(Collected data entries)
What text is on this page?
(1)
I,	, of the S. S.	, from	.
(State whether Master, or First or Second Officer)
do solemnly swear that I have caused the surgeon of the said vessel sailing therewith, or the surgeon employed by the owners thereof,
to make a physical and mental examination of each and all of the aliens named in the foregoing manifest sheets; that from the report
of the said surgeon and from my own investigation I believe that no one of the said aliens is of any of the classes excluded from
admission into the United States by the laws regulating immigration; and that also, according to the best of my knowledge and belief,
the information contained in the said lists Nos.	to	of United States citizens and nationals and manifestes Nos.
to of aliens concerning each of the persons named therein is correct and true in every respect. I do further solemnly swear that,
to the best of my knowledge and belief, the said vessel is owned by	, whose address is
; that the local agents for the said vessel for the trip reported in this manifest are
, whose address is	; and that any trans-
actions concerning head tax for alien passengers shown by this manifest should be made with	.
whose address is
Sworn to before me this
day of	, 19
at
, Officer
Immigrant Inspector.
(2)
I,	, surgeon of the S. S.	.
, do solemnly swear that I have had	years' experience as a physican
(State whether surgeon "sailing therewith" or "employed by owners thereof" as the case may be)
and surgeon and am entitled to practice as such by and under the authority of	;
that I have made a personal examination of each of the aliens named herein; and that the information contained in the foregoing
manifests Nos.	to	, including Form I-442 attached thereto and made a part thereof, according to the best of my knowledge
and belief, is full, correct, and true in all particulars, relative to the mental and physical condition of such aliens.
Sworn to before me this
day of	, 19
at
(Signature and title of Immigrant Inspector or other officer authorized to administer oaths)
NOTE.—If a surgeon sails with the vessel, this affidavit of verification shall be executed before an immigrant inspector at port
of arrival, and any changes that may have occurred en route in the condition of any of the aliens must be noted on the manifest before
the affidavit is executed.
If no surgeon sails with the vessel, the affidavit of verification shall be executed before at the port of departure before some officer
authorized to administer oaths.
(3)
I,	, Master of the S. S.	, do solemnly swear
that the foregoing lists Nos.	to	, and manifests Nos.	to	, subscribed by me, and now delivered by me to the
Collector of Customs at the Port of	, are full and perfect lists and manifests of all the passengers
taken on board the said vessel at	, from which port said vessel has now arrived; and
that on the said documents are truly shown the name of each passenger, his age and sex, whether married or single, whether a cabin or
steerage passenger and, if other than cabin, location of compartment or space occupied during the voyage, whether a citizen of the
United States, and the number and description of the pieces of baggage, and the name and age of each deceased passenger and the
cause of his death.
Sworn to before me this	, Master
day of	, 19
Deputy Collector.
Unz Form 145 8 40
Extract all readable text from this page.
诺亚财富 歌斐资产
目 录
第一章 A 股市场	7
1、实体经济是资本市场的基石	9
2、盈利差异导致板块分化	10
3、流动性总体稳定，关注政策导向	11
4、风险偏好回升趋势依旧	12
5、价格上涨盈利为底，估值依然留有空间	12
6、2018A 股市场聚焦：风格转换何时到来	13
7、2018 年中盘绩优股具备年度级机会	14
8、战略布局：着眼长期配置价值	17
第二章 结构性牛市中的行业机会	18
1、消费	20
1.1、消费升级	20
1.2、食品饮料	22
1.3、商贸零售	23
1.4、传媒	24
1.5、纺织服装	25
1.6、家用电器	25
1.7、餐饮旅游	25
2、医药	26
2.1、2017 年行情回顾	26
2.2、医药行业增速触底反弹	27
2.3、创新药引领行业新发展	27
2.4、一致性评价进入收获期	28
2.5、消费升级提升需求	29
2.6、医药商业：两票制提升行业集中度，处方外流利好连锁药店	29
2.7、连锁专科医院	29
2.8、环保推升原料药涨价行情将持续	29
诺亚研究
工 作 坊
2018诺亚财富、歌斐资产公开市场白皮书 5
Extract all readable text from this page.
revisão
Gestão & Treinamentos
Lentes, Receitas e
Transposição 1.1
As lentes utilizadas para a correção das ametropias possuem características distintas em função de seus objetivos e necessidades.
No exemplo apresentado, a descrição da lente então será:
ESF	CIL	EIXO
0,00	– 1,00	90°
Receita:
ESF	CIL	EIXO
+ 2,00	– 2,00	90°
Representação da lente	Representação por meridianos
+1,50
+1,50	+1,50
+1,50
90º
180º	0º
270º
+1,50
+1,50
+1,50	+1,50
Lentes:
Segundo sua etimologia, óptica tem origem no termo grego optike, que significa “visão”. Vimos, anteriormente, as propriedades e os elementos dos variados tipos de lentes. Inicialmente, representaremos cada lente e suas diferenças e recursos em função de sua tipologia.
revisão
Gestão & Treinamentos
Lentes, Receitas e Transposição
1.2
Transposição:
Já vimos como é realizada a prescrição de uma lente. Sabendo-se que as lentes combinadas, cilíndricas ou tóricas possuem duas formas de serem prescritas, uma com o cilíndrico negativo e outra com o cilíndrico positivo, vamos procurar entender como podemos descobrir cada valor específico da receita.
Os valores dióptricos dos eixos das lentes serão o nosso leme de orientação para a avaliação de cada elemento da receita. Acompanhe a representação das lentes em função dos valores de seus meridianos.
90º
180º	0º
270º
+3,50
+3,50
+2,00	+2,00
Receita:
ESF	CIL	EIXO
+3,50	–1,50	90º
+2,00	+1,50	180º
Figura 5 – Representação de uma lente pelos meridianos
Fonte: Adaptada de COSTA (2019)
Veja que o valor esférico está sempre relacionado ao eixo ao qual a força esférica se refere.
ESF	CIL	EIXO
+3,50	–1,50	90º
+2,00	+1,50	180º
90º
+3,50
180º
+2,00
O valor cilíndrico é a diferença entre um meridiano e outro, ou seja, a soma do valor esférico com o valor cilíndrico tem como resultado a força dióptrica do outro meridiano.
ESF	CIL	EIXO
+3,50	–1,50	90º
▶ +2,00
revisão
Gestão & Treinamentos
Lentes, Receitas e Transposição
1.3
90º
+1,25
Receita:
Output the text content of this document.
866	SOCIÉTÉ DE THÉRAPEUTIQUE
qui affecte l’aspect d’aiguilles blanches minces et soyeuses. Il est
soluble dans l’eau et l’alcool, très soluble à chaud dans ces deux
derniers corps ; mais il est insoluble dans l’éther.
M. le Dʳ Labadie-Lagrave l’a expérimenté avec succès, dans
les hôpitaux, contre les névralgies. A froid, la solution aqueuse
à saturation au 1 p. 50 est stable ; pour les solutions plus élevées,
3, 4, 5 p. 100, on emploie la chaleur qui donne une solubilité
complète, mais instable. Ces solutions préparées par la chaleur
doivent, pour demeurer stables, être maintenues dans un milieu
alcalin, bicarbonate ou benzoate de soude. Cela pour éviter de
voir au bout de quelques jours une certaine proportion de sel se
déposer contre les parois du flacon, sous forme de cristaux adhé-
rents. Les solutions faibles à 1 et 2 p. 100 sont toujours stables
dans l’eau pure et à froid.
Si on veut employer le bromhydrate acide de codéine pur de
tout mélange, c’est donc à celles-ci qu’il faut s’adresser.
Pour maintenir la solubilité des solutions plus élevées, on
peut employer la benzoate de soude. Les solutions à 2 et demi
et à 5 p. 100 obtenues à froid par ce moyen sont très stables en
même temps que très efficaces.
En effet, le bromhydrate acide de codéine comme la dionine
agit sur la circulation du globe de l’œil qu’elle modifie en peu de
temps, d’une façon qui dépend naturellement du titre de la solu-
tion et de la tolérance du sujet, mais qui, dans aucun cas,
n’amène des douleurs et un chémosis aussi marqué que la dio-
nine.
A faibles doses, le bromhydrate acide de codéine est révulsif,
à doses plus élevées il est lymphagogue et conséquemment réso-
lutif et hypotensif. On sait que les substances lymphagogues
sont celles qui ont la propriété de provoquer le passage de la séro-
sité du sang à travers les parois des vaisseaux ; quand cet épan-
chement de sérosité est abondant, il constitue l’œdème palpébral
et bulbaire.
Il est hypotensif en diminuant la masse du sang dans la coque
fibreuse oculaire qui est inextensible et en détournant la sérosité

- Your instructions -
Reproduce the entire listing word for word.

- Complete response -
What text is on this page?
(1)
I,	, of the S. S.	, from	.
(State whether Master, or First or Second Officer)
do solemnly swear that I have caused the surgeon of the said vessel sailing therewith, or the surgeon employed by the owners thereof,
to make a physical and mental examination of each and all of the aliens named in the foregoing manifest sheets; that from the report
of the said surgeon and from my own investigation I believe that no one of the said aliens is of any of the classes excluded from
admission into the United States by the laws regulating immigration; and that also, according to the best of my knowledge and belief,
the information contained in the said lists Nos.	to	of United States citizens and nationals and manifestes Nos.
to of aliens concerning each of the persons named therein is correct and true in every respect. I do further solemnly swear that,
to the best of my knowledge and belief, the said vessel is owned by	, whose address is
; that the local agents for the said vessel for the trip reported in this manifest are
, whose address is	; and that any trans-
actions concerning head tax for alien passengers shown by this manifest should be made with	.
whose address is
Sworn to before me this
day of	, 19
at
, Officer
Immigrant Inspector.
(2)
I,	, surgeon of the S. S.	.
, do solemnly swear that I have had	years' experience as a physican
(State whether surgeon "sailing therewith" or "employed by owners thereof" as the case may be)
and surgeon and am entitled to practice as such by and under the authority of	;
that I have made a personal examination of each of the aliens named herein; and that the information contained in the foregoing
manifests Nos.	to	, including Form I-442 attached thereto and made a part thereof, according to the best of my knowledge
and belief, is full, correct, and true in all particulars, relative to the mental and physical condition of such aliens.
Sworn to before me this
day of	, 19
at
(Signature and title of Immigrant Inspector or other officer authorized to administer oaths)
NOTE.—If a surgeon sails with the vessel, this affidavit of verification shall be executed before an immigrant inspector at port
of arrival, and any changes that may have occurred en route in the condition of any of the aliens must be noted on the manifest before
the affidavit is executed.
If no surgeon sails with the vessel, the affidavit of verification shall be executed before at the port of departure before some officer
authorized to administer oaths.
(3)
I,	, Master of the S. S.	, do solemnly swear
that the foregoing lists Nos.	to	, and manifests Nos.	to	, subscribed by me, and now delivered by me to the
Collector of Customs at the Port of	, are full and perfect lists and manifests of all the passengers
taken on board the said vessel at	, from which port said vessel has now arrived; and
that on the said documents are truly shown the name of each passenger, his age and sex, whether married or single, whether a cabin or
steerage passenger and, if other than cabin, location of compartment or space occupied during the voyage, whether a citizen of the
United States, and the number and description of the pieces of baggage, and the name and age of each deceased passenger and the
cause of his death.
Sworn to before me this	, Master
day of	, 19
Deputy Collector.
Unz Form 145 8 40
Extract all readable text from this page.
诺亚财富 歌斐资产
目 录
第一章 A 股市场	7
1、实体经济是资本市场的基石	9
2、盈利差异导致板块分化	10
3、流动性总体稳定，关注政策导向	11
4、风险偏好回升趋势依旧	12
5、价格上涨盈利为底，估值依然留有空间	12
6、2018A 股市场聚焦：风格转换何时到来	13
7、2018 年中盘绩优股具备年度级机会	14
8、战略布局：着眼长期配置价值	17
第二章 结构性牛市中的行业机会	18
1、消费	20
1.1、消费升级	20
1.2、食品饮料	22
1.3、商贸零售	23
1.4、传媒	24
1.5、纺织服装	25
1.6、家用电器	25
1.7、餐饮旅游	25
2、医药	26
2.1、2017 年行情回顾	26
2.2、医药行业增速触底反弹	27
2.3、创新药引领行业新发展	27
2.4、一致性评价进入收获期	28
2.5、消费升级提升需求	29
2.6、医药商业：两票制提升行业集中度，处方外流利好连锁药店	29
2.7、连锁专科医院	29
2.8、环保推升原料药涨价行情将持续	29
诺亚研究
工 作 坊
2018诺亚财富、歌斐资产公开市场白皮书 5
Extract all readable text from this page.
revisão
Gestão & Treinamentos
Lentes, Receitas e
Transposição 1.1
As lentes utilizadas para a correção das ametropias possuem características distintas em função de seus objetivos e necessidades.
No exemplo apresentado, a descrição da lente então será:
ESF	CIL	EIXO
0,00	– 1,00	90°
Receita:
ESF	CIL	EIXO
+ 2,00	– 2,00	90°
Representação da lente	Representação por meridianos
+1,50
+1,50	+1,50
+1,50
90º
180º	0º
270º
+1,50
+1,50
+1,50	+1,50
Lentes:
Segundo sua etimologia, óptica tem origem no termo grego optike, que significa “visão”. Vimos, anteriormente, as propriedades e os elementos dos variados tipos de lentes. Inicialmente, representaremos cada lente e suas diferenças e recursos em função de sua tipologia.
revisão
Gestão & Treinamentos
Lentes, Receitas e Transposição
1.2
Transposição:
Já vimos como é realizada a prescrição de uma lente. Sabendo-se que as lentes combinadas, cilíndricas ou tóricas possuem duas formas de serem prescritas, uma com o cilíndrico negativo e outra com o cilíndrico positivo, vamos procurar entender como podemos descobrir cada valor específico da receita.
Os valores dióptricos dos eixos das lentes serão o nosso leme de orientação para a avaliação de cada elemento da receita. Acompanhe a representação das lentes em função dos valores de seus meridianos.
90º
180º	0º
270º
+3,50
+3,50
+2,00	+2,00
Receita:
ESF	CIL	EIXO
+3,50	–1,50	90º
+2,00	+1,50	180º
Figura 5 – Representação de uma lente pelos meridianos
Fonte: Adaptada de COSTA (2019)
Veja que o valor esférico está sempre relacionado ao eixo ao qual a força esférica se refere.
ESF	CIL	EIXO
+3,50	–1,50	90º
+2,00	+1,50	180º
90º
+3,50
180º
+2,00
O valor cilíndrico é a diferença entre um meridiano e outro, ou seja, a soma do valor esférico com o valor cilíndrico tem como resultado a força dióptrica do outro meridiano.
ESF	CIL	EIXO
+3,50	–1,50	90º
▶ +2,00
revisão
Gestão & Treinamentos
Lentes, Receitas e Transposição
1.3
90º
+1,25
Receita:
Output the text content of this document.
866	SOCIÉTÉ DE THÉRAPEUTIQUE
qui affecte l’aspect d’aiguilles blanches minces et soyeuses. Il est
soluble dans l’eau et l’alcool, très soluble à chaud dans ces deux
derniers corps ; mais il est insoluble dans l’éther.
M. le Dʳ Labadie-Lagrave l’a expérimenté avec succès, dans
les hôpitaux, contre les névralgies. A froid, la solution aqueuse
à saturation au 1 p. 50 est stable ; pour les solutions plus élevées,
3, 4, 5 p. 100, on emploie la chaleur qui donne une solubilité
complète, mais instable. Ces solutions préparées par la chaleur
doivent, pour demeurer stables, être maintenues dans un milieu
alcalin, bicarbonate ou benzoate de soude. Cela pour éviter de
voir au bout de quelques jours une certaine proportion de sel se
déposer contre les parois du flacon, sous forme de cristaux adhé-
rents. Les solutions faibles à 1 et 2 p. 100 sont toujours stables
dans l’eau pure et à froid.
Si on veut employer le bromhydrate acide de codéine pur de
tout mélange, c’est donc à celles-ci qu’il faut s’adresser.
Pour maintenir la solubilité des solutions plus élevées, on
peut employer la benzoate de soude. Les solutions à 2 et demi
et à 5 p. 100 obtenues à froid par ce moyen sont très stables en
même temps que très efficaces.
En effet, le bromhydrate acide de codéine comme la dionine
agit sur la circulation du globe de l’œil qu’elle modifie en peu de
temps, d’une façon qui dépend naturellement du titre de la solu-
tion et de la tolérance du sujet, mais qui, dans aucun cas,
n’amène des douleurs et un chémosis aussi marqué que la dio-
nine.
A faibles doses, le bromhydrate acide de codéine est révulsif,
à doses plus élevées il est lymphagogue et conséquemment réso-
lutif et hypotensif. On sait que les substances lymphagogues
sont celles qui ont la propriété de provoquer le passage de la séro-
sité du sang à travers les parois des vaisseaux ; quand cet épan-
chement de sérosité est abondant, il constitue l’œdème palpébral
et bulbaire.
Il est hypotensif en diminuant la masse du sang dans la coque
fibreuse oculaire qui est inextensible et en détournant la sérosité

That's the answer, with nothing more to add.